> _WHAT IS BEING ASKED_:
Copy out the whole listing exactly as written, leaving the pictures behind.

[Source data]

## BEGIN

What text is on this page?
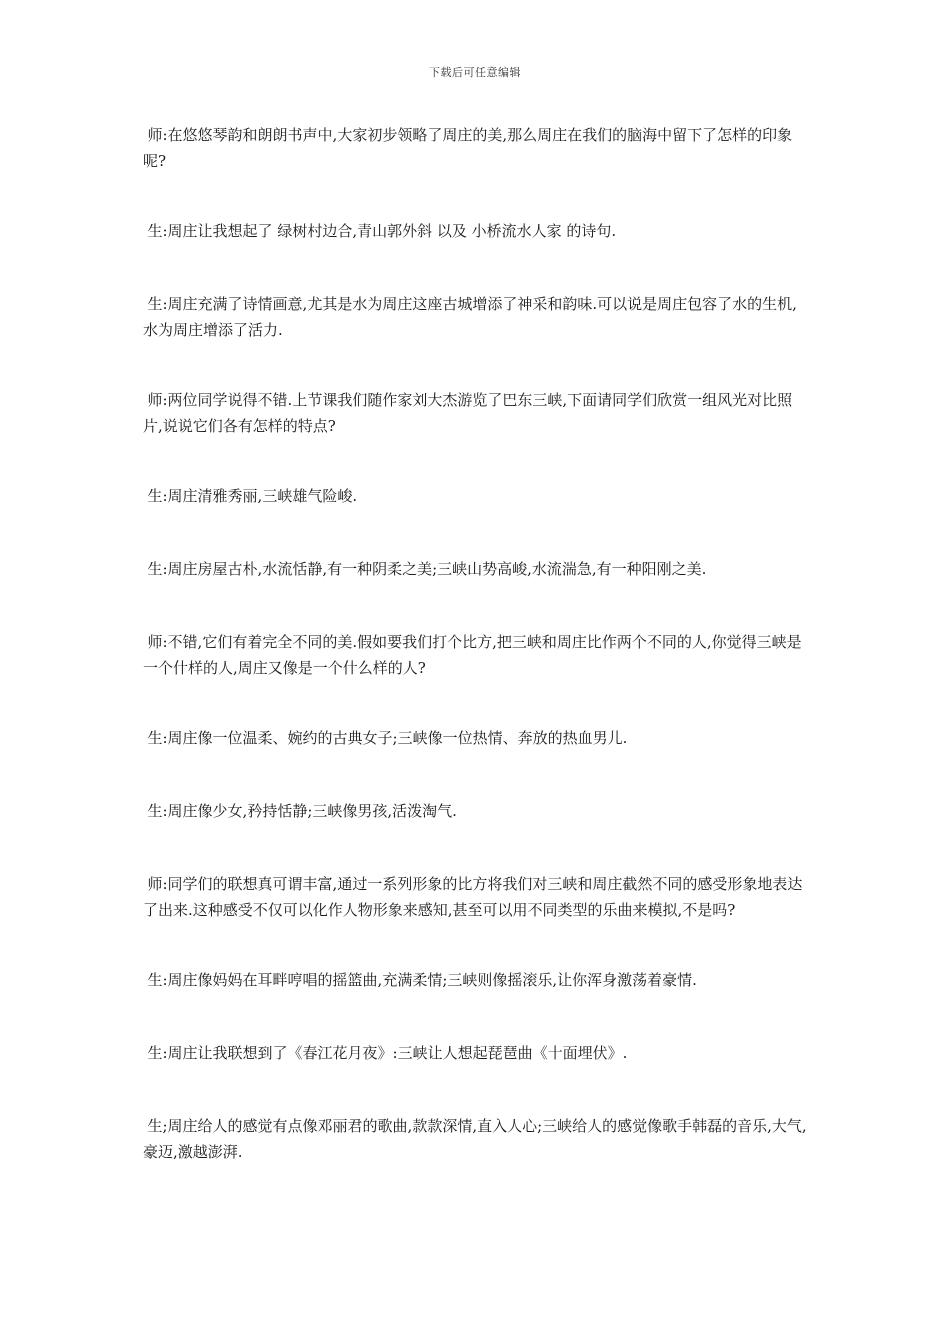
下载后可任意编辑

师:在悠悠琴韵和朗朗书声中,大家初步领略了周庄的美,那么周庄在我们的脑海中留下了怎样的印象呢?

生:周庄让我想起了 绿树村边合,青山郭外斜 以及 小桥流水人家 的诗句.

生:周庄充满了诗情画意,尤其是水为周庄这座古城增添了神采和韵味.可以说是周庄包容了水的生机,水为周庄增添了活力.

师:两位同学说得不错.上节课我们随作家刘大杰游览了巴东三峡,下面请同学们欣赏一组风光对比照片,说说它们各有怎样的特点?

生:周庄清雅秀丽,三峡雄气险峻.

生:周庄房屋古朴,水流恬静,有一种阴柔之美;三峡山势高峻,水流湍急,有一种阳刚之美.

师:不错,它们有着完全不同的美.假如要我们打个比方,把三峡和周庄比作两个不同的人,你觉得三峡是一个什样的人,周庄又像是一个什么样的人?

生:周庄像一位温柔、婉约的古典女子;三峡像一位热情、奔放的热血男儿.

生:周庄像少女,矜持恬静;三峡像男孩,活泼淘气.

师:同学们的联想真可谓丰富,通过一系列形象的比方将我们对三峡和周庄截然不同的感受形象地表达了出来.这种感受不仅可以化作人物形象来感知,甚至可以用不同类型的乐曲来模拟,不是吗?

生:周庄像妈妈在耳畔哼唱的摇篮曲,充满柔情;三峡则像摇滚乐,让你浑身激荡着豪情.

生:周庄让我联想到了《春江花月夜》:三峡让人想起琵琶曲《十面埋伏》.

生;周庄给人的感觉有点像邓丽君的歌曲,款款深情,直入人心;三峡给人的感觉像歌手韩磊的音乐,大气,豪迈,激越澎湃.
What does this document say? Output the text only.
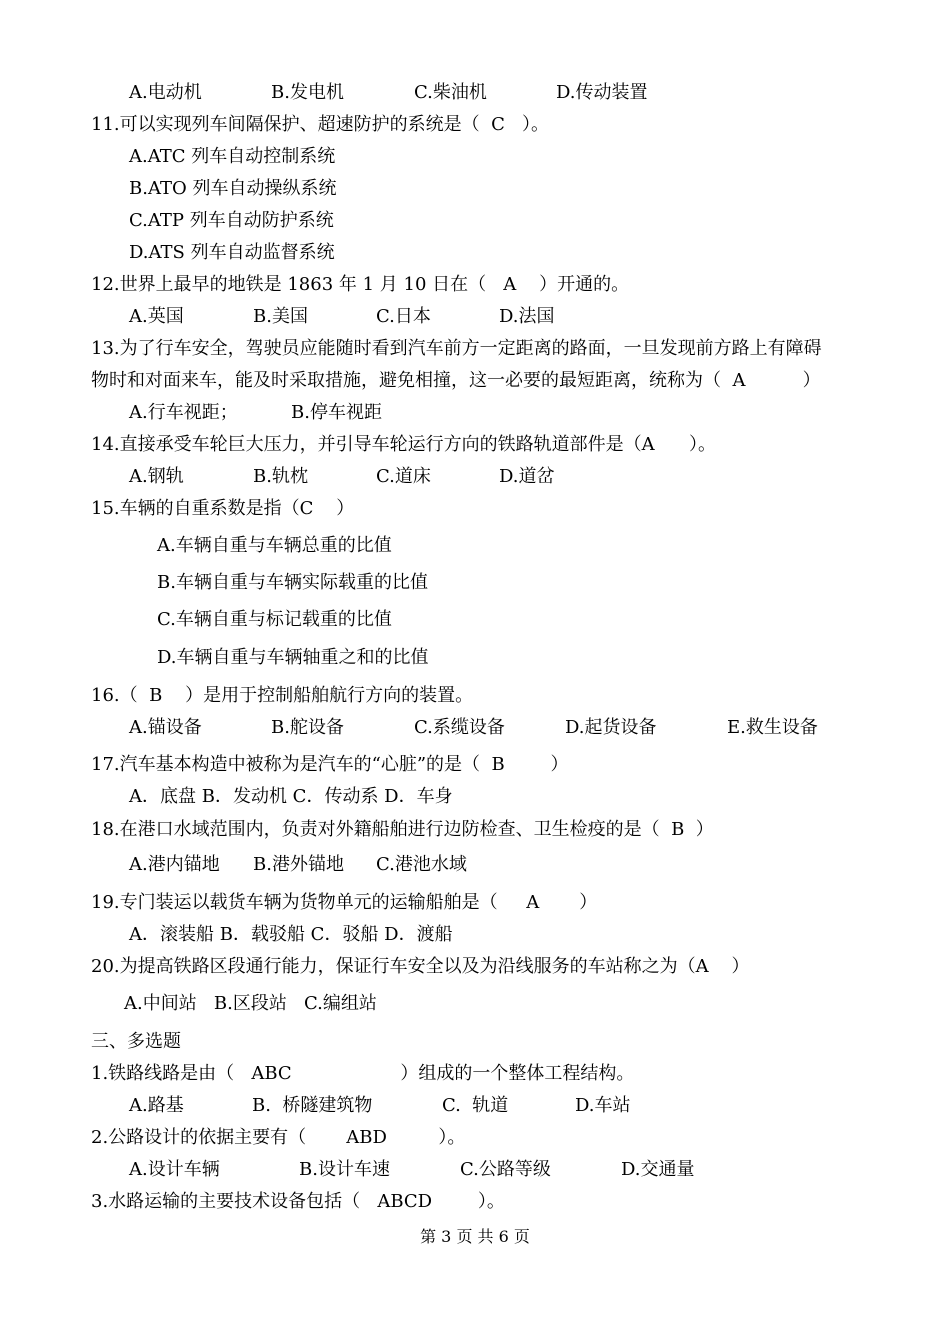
A.电动机

	B.发电机

	C.柴油机

	D.传动装置

11.可以实现列车间隔保护、超速防护的系统是（  C   ）。
A.ATC 列车自动控制系统
B.ATO 列车自动操纵系统
C.ATP 列车自动防护系统
D.ATS 列车自动监督系统
12.世界上最早的地铁是 1863 年 1 月 10 日在（   A    ）开通的。

A.英国

	B.美国

	C.日本

	D.法国

13.为了行车安全，驾驶员应能随时看到汽车前方一定距离的路面，一旦发现前方路上有障碍
物时和对面来车，能及时采取措施，避免相撞，这一必要的最短距离，统称为（  A          ）

A.行车视距；

	B.停车视距

14.直接承受车轮巨大压力，并引导车轮运行方向的铁路轨道部件是（A      ）。

A.钢轨

	B.轨枕

	C.道床

	D.道岔

15.车辆的自重系数是指（C    ）
A.车辆自重与车辆总重的比值
B.车辆自重与车辆实际载重的比值
C.车辆自重与标记载重的比值
D.车辆自重与车辆轴重之和的比值
16.（  B    ）是用于控制船舶航行方向的装置。

A.锚设备

	B.舵设备

	C.系缆设备

	D.起货设备

	E.救生设备

17.汽车基本构造中被称为是汽车的“心脏”的是（  B        ）
A．底盘 B．发动机 C．传动系 D．车身
18.在港口水域范围内，负责对外籍船舶进行边防检查、卫生检疫的是（  B  ）

A.港内锚地

B.港外锚地

C.港池水域

19.专门装运以载货车辆为货物单元的运输船舶是（     A       ）
A．滚装船 B．载驳船 C．驳船 D．渡船
20.为提高铁路区段通行能力，保证行车安全以及为沿线服务的车站称之为（A    ）
A.中间站   B.区段站   C.编组站
三、多选题
1.铁路线路是由（   ABC                   ）组成的一个整体工程结构。

A.路基

	B.  桥隧建筑物

	C.  轨道

	D.车站

2.公路设计的依据主要有（       ABD         ）。

A.设计车辆

	B.设计车速

	C.公路等级

	D.交通量

3.水路运输的主要技术设备包括（   ABCD        ）。
第 3 页 共 6 页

## END

> _EXERCISE RESULT_:
What text is on this page?
下载后可任意编辑

师:在悠悠琴韵和朗朗书声中,大家初步领略了周庄的美,那么周庄在我们的脑海中留下了怎样的印象呢?

生:周庄让我想起了 绿树村边合,青山郭外斜 以及 小桥流水人家 的诗句.

生:周庄充满了诗情画意,尤其是水为周庄这座古城增添了神采和韵味.可以说是周庄包容了水的生机,水为周庄增添了活力.

师:两位同学说得不错.上节课我们随作家刘大杰游览了巴东三峡,下面请同学们欣赏一组风光对比照片,说说它们各有怎样的特点?

生:周庄清雅秀丽,三峡雄气险峻.

生:周庄房屋古朴,水流恬静,有一种阴柔之美;三峡山势高峻,水流湍急,有一种阳刚之美.

师:不错,它们有着完全不同的美.假如要我们打个比方,把三峡和周庄比作两个不同的人,你觉得三峡是一个什样的人,周庄又像是一个什么样的人?

生:周庄像一位温柔、婉约的古典女子;三峡像一位热情、奔放的热血男儿.

生:周庄像少女,矜持恬静;三峡像男孩,活泼淘气.

师:同学们的联想真可谓丰富,通过一系列形象的比方将我们对三峡和周庄截然不同的感受形象地表达了出来.这种感受不仅可以化作人物形象来感知,甚至可以用不同类型的乐曲来模拟,不是吗?

生:周庄像妈妈在耳畔哼唱的摇篮曲,充满柔情;三峡则像摇滚乐,让你浑身激荡着豪情.

生:周庄让我联想到了《春江花月夜》:三峡让人想起琵琶曲《十面埋伏》.

生;周庄给人的感觉有点像邓丽君的歌曲,款款深情,直入人心;三峡给人的感觉像歌手韩磊的音乐,大气,豪迈,激越澎湃.
What does this document say? Output the text only.
A.电动机

	B.发电机

	C.柴油机

	D.传动装置

11.可以实现列车间隔保护、超速防护的系统是（  C   ）。
A.ATC 列车自动控制系统
B.ATO 列车自动操纵系统
C.ATP 列车自动防护系统
D.ATS 列车自动监督系统
12.世界上最早的地铁是 1863 年 1 月 10 日在（   A    ）开通的。

A.英国

	B.美国

	C.日本

	D.法国

13.为了行车安全，驾驶员应能随时看到汽车前方一定距离的路面，一旦发现前方路上有障碍
物时和对面来车，能及时采取措施，避免相撞，这一必要的最短距离，统称为（  A          ）

A.行车视距；

	B.停车视距

14.直接承受车轮巨大压力，并引导车轮运行方向的铁路轨道部件是（A      ）。

A.钢轨

	B.轨枕

	C.道床

	D.道岔

15.车辆的自重系数是指（C    ）
A.车辆自重与车辆总重的比值
B.车辆自重与车辆实际载重的比值
C.车辆自重与标记载重的比值
D.车辆自重与车辆轴重之和的比值
16.（  B    ）是用于控制船舶航行方向的装置。

A.锚设备

	B.舵设备

	C.系缆设备

	D.起货设备

	E.救生设备

17.汽车基本构造中被称为是汽车的“心脏”的是（  B        ）
A．底盘 B．发动机 C．传动系 D．车身
18.在港口水域范围内，负责对外籍船舶进行边防检查、卫生检疫的是（  B  ）

A.港内锚地

B.港外锚地

C.港池水域

19.专门装运以载货车辆为货物单元的运输船舶是（     A       ）
A．滚装船 B．载驳船 C．驳船 D．渡船
20.为提高铁路区段通行能力，保证行车安全以及为沿线服务的车站称之为（A    ）
A.中间站   B.区段站   C.编组站
三、多选题
1.铁路线路是由（   ABC                   ）组成的一个整体工程结构。

A.路基

	B.  桥隧建筑物

	C.  轨道

	D.车站

2.公路设计的依据主要有（       ABD         ）。

A.设计车辆

	B.设计车速

	C.公路等级

	D.交通量

3.水路运输的主要技术设备包括（   ABCD        ）。
第 3 页 共 6 页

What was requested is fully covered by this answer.